• **EXERCISE PROMPT**
Which lines of the records contain "distance"? Collect every one of them.

[Records from a collection]
________________________
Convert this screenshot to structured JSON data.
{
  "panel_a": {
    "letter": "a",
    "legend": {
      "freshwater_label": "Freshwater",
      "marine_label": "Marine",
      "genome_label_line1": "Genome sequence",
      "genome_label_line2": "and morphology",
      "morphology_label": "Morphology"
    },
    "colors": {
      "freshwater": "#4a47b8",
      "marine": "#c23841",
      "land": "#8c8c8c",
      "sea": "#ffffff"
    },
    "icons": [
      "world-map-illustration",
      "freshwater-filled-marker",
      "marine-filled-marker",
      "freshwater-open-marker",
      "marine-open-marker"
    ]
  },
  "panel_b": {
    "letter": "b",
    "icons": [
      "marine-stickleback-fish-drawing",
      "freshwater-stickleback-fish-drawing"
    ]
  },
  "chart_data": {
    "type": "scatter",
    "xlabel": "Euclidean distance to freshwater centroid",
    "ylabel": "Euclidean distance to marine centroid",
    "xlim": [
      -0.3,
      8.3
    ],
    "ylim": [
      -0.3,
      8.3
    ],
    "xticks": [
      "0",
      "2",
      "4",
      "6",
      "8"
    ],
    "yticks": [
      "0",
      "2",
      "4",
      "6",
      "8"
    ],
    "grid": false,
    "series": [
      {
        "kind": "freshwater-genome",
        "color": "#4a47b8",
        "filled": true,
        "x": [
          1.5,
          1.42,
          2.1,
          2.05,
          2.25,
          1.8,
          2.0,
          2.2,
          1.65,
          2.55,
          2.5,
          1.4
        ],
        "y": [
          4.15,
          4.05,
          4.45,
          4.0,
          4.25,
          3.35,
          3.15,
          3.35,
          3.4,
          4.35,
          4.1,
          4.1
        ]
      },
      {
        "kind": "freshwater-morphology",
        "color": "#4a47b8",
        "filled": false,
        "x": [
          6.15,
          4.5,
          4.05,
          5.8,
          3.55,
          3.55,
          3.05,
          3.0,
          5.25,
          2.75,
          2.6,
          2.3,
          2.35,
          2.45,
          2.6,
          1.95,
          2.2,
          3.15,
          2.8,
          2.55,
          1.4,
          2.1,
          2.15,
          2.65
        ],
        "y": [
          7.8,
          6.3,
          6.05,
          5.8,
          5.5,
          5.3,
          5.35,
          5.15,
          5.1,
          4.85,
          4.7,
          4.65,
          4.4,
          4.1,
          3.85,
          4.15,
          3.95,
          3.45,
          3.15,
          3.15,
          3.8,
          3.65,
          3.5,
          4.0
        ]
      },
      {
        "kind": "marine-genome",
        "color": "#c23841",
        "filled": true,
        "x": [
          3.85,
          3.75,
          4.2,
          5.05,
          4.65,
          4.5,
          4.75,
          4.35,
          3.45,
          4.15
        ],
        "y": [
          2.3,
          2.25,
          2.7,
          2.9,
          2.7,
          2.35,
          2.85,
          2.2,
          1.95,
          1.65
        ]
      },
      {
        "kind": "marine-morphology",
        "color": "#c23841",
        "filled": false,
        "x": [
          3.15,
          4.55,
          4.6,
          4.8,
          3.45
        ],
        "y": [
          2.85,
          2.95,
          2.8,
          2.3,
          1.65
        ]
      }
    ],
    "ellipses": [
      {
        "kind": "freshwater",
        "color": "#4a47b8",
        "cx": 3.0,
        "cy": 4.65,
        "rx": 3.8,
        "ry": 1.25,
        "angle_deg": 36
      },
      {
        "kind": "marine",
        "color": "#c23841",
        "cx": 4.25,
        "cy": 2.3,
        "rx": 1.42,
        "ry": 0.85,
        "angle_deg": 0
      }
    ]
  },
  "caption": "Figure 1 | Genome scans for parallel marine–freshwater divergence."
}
________________________
• **RESPONSE TO THE TASK**
    "xlabel": "Euclidean distance to freshwater centroid",
    "ylabel": "Euclidean distance to marine centroid",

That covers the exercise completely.